▶ _Work to be completed_
What is the number of lines containing "Output"? Give only that number.

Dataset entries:
++++

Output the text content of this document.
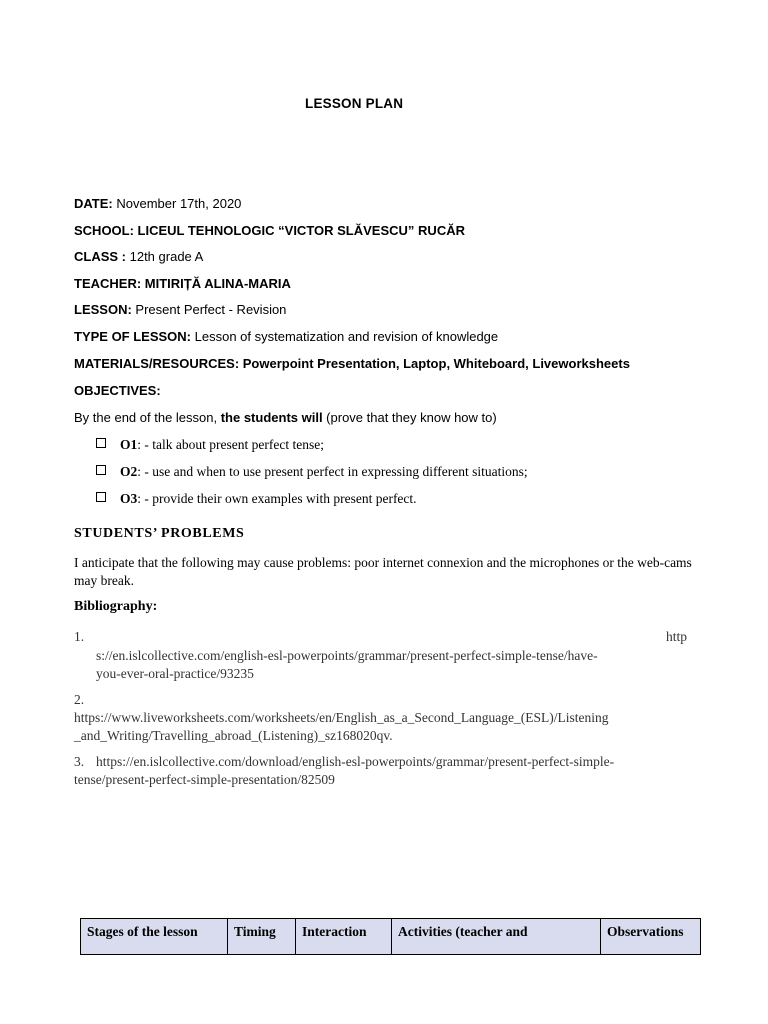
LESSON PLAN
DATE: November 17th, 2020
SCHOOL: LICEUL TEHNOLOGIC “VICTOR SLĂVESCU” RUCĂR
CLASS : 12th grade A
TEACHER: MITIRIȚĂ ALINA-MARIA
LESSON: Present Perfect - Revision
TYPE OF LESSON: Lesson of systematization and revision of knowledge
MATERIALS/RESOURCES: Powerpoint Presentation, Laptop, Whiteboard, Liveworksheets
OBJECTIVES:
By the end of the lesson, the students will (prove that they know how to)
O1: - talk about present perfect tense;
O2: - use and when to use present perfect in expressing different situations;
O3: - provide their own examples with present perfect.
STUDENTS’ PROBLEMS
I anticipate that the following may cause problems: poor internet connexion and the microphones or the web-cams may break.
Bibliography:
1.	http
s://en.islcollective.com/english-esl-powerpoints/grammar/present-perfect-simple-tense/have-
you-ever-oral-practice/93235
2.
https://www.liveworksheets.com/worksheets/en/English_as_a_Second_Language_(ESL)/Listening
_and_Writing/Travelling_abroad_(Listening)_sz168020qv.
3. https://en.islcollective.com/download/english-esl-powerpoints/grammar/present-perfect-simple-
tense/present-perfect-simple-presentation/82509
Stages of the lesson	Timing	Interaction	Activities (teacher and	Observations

++++

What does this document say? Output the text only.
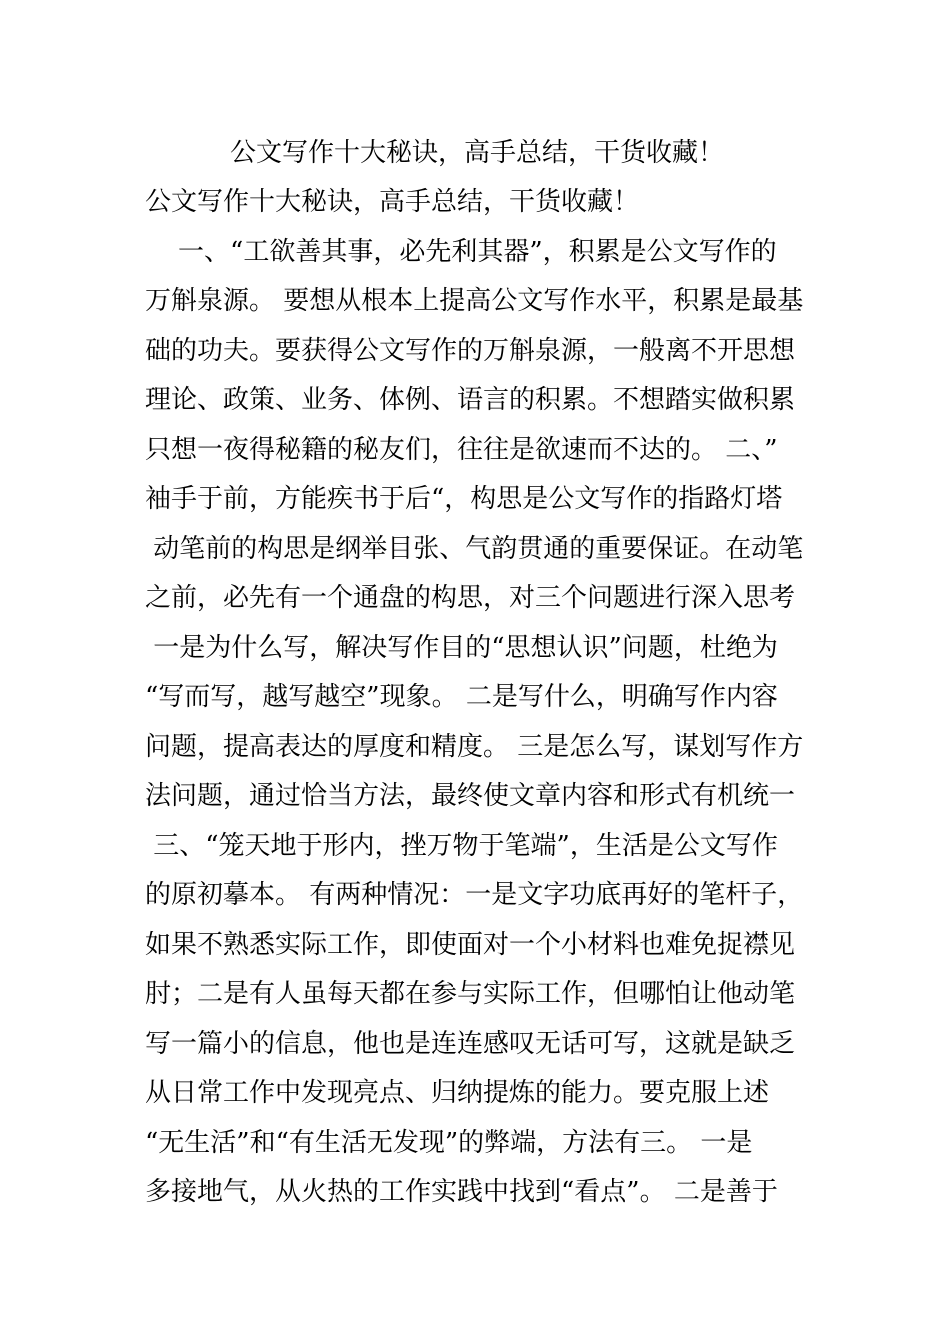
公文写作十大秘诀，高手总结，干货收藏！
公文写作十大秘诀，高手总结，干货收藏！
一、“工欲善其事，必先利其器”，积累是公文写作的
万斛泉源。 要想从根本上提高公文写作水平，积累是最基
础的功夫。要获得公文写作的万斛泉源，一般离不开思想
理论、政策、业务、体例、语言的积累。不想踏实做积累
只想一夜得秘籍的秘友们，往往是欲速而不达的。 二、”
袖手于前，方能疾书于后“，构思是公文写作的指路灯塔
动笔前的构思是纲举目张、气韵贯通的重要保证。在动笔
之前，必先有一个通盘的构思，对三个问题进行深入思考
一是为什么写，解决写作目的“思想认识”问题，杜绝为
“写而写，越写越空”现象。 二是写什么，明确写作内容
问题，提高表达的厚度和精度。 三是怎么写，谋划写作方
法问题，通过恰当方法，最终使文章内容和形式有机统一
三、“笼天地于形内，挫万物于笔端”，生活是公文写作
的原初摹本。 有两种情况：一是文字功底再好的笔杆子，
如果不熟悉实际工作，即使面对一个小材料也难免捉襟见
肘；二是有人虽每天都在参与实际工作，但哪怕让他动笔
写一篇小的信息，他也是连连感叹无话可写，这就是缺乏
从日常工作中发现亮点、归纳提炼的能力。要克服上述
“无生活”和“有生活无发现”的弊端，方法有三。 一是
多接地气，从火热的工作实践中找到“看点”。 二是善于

++++

▶ _Full answer_
2